Write out the entire listing below exactly, with the pictures left out.

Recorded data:
>>>>>
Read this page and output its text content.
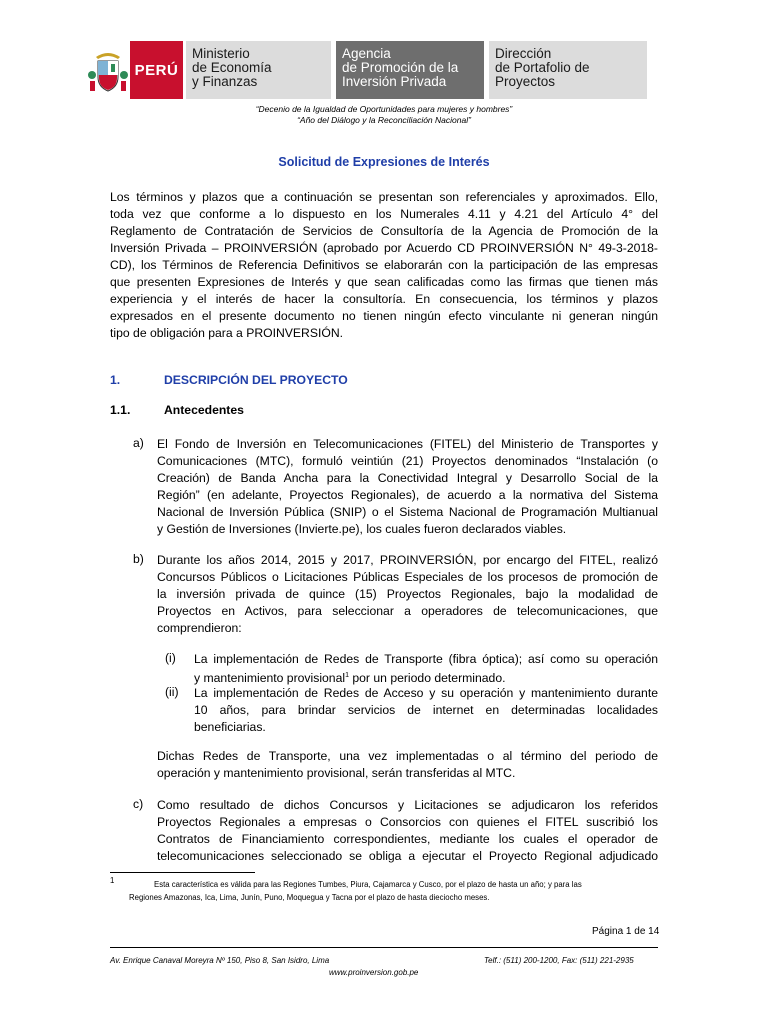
PERÚ
Ministerio
de Economía
y Finanzas
Agencia
de Promoción de la
Inversión Privada
Dirección
de Portafolio de
Proyectos
“Decenio de la Igualdad de Oportunidades para mujeres y hombres”
“Año del Diálogo y la Reconciliación Nacional”
Solicitud de Expresiones de Interés
Los términos y plazos que a continuación se presentan son referenciales y aproximados. Ello,
toda vez que conforme a lo dispuesto en los Numerales 4.11 y 4.21 del Artículo 4° del
Reglamento de Contratación de Servicios de Consultoría de la Agencia de Promoción de la
Inversión Privada – PROINVERSIÓN (aprobado por Acuerdo CD PROINVERSIÓN N° 49-3-2018-
CD), los Términos de Referencia Definitivos se elaborarán con la participación de las empresas
que presenten Expresiones de Interés y que sean calificadas como las firmas que tienen más
experiencia y el interés de hacer la consultoría. En consecuencia, los términos y plazos
expresados en el presente documento no tienen ningún efecto vinculante ni generan ningún
tipo de obligación para a PROINVERSIÓN.
1.	DESCRIPCIÓN DEL PROYECTO
1.1.	Antecedentes
a) El Fondo de Inversión en Telecomunicaciones (FITEL) del Ministerio de Transportes y
Comunicaciones (MTC), formuló veintiún (21) Proyectos denominados “Instalación (o
Creación) de Banda Ancha para la Conectividad Integral y Desarrollo Social de la
Región” (en adelante, Proyectos Regionales), de acuerdo a la normativa del Sistema
Nacional de Inversión Pública (SNIP) o el Sistema Nacional de Programación Multianual
y Gestión de Inversiones (Invierte.pe), los cuales fueron declarados viables.
b) Durante los años 2014, 2015 y 2017, PROINVERSIÓN, por encargo del FITEL, realizó
Concursos Públicos o Licitaciones Públicas Especiales de los procesos de promoción de
la inversión privada de quince (15) Proyectos Regionales, bajo la modalidad de
Proyectos en Activos, para seleccionar a operadores de telecomunicaciones, que
comprendieron:
(i) La implementación de Redes de Transporte (fibra óptica); así como su operación
y mantenimiento provisional$^1$ por un periodo determinado.
(ii) La implementación de Redes de Acceso y su operación y mantenimiento durante
10 años, para brindar servicios de internet en determinadas localidades
beneficiarias.
Dichas Redes de Transporte, una vez implementadas o al término del periodo de
operación y mantenimiento provisional, serán transferidas al MTC.
c) Como resultado de dichos Concursos y Licitaciones se adjudicaron los referidos
Proyectos Regionales a empresas o Consorcios con quienes el FITEL suscribió los
Contratos de Financiamiento correspondientes, mediante los cuales el operador de
telecomunicaciones seleccionado se obliga a ejecutar el Proyecto Regional adjudicado
1	Esta característica es válida para las Regiones Tumbes, Piura, Cajamarca y Cusco, por el plazo de hasta un año; y para las
Regiones Amazonas, Ica, Lima, Junín, Puno, Moquegua y Tacna por el plazo de hasta dieciocho meses.
Página 1 de 14
Av. Enrique Canaval Moreyra Nº 150, Piso 8, San Isidro, Lima	Telf.: (511) 200-1200, Fax: (511) 221-2935
www.proinversion.gob.pe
<<<<<
[Result of this task]:
Read this page and output its text content.
PERÚ
Ministerio
de Economía
y Finanzas
Agencia
de Promoción de la
Inversión Privada
Dirección
de Portafolio de
Proyectos
“Decenio de la Igualdad de Oportunidades para mujeres y hombres”
“Año del Diálogo y la Reconciliación Nacional”
Solicitud de Expresiones de Interés
Los términos y plazos que a continuación se presentan son referenciales y aproximados. Ello,
toda vez que conforme a lo dispuesto en los Numerales 4.11 y 4.21 del Artículo 4° del
Reglamento de Contratación de Servicios de Consultoría de la Agencia de Promoción de la
Inversión Privada – PROINVERSIÓN (aprobado por Acuerdo CD PROINVERSIÓN N° 49-3-2018-
CD), los Términos de Referencia Definitivos se elaborarán con la participación de las empresas
que presenten Expresiones de Interés y que sean calificadas como las firmas que tienen más
experiencia y el interés de hacer la consultoría. En consecuencia, los términos y plazos
expresados en el presente documento no tienen ningún efecto vinculante ni generan ningún
tipo de obligación para a PROINVERSIÓN.
1.	DESCRIPCIÓN DEL PROYECTO
1.1.	Antecedentes
a) El Fondo de Inversión en Telecomunicaciones (FITEL) del Ministerio de Transportes y
Comunicaciones (MTC), formuló veintiún (21) Proyectos denominados “Instalación (o
Creación) de Banda Ancha para la Conectividad Integral y Desarrollo Social de la
Región” (en adelante, Proyectos Regionales), de acuerdo a la normativa del Sistema
Nacional de Inversión Pública (SNIP) o el Sistema Nacional de Programación Multianual
y Gestión de Inversiones (Invierte.pe), los cuales fueron declarados viables.
b) Durante los años 2014, 2015 y 2017, PROINVERSIÓN, por encargo del FITEL, realizó
Concursos Públicos o Licitaciones Públicas Especiales de los procesos de promoción de
la inversión privada de quince (15) Proyectos Regionales, bajo la modalidad de
Proyectos en Activos, para seleccionar a operadores de telecomunicaciones, que
comprendieron:
(i) La implementación de Redes de Transporte (fibra óptica); así como su operación
y mantenimiento provisional$^1$ por un periodo determinado.
(ii) La implementación de Redes de Acceso y su operación y mantenimiento durante
10 años, para brindar servicios de internet en determinadas localidades
beneficiarias.
Dichas Redes de Transporte, una vez implementadas o al término del periodo de
operación y mantenimiento provisional, serán transferidas al MTC.
c) Como resultado de dichos Concursos y Licitaciones se adjudicaron los referidos
Proyectos Regionales a empresas o Consorcios con quienes el FITEL suscribió los
Contratos de Financiamiento correspondientes, mediante los cuales el operador de
telecomunicaciones seleccionado se obliga a ejecutar el Proyecto Regional adjudicado
1	Esta característica es válida para las Regiones Tumbes, Piura, Cajamarca y Cusco, por el plazo de hasta un año; y para las
Regiones Amazonas, Ica, Lima, Junín, Puno, Moquegua y Tacna por el plazo de hasta dieciocho meses.
Página 1 de 14
Av. Enrique Canaval Moreyra Nº 150, Piso 8, San Isidro, Lima	Telf.: (511) 200-1200, Fax: (511) 221-2935
www.proinversion.gob.pe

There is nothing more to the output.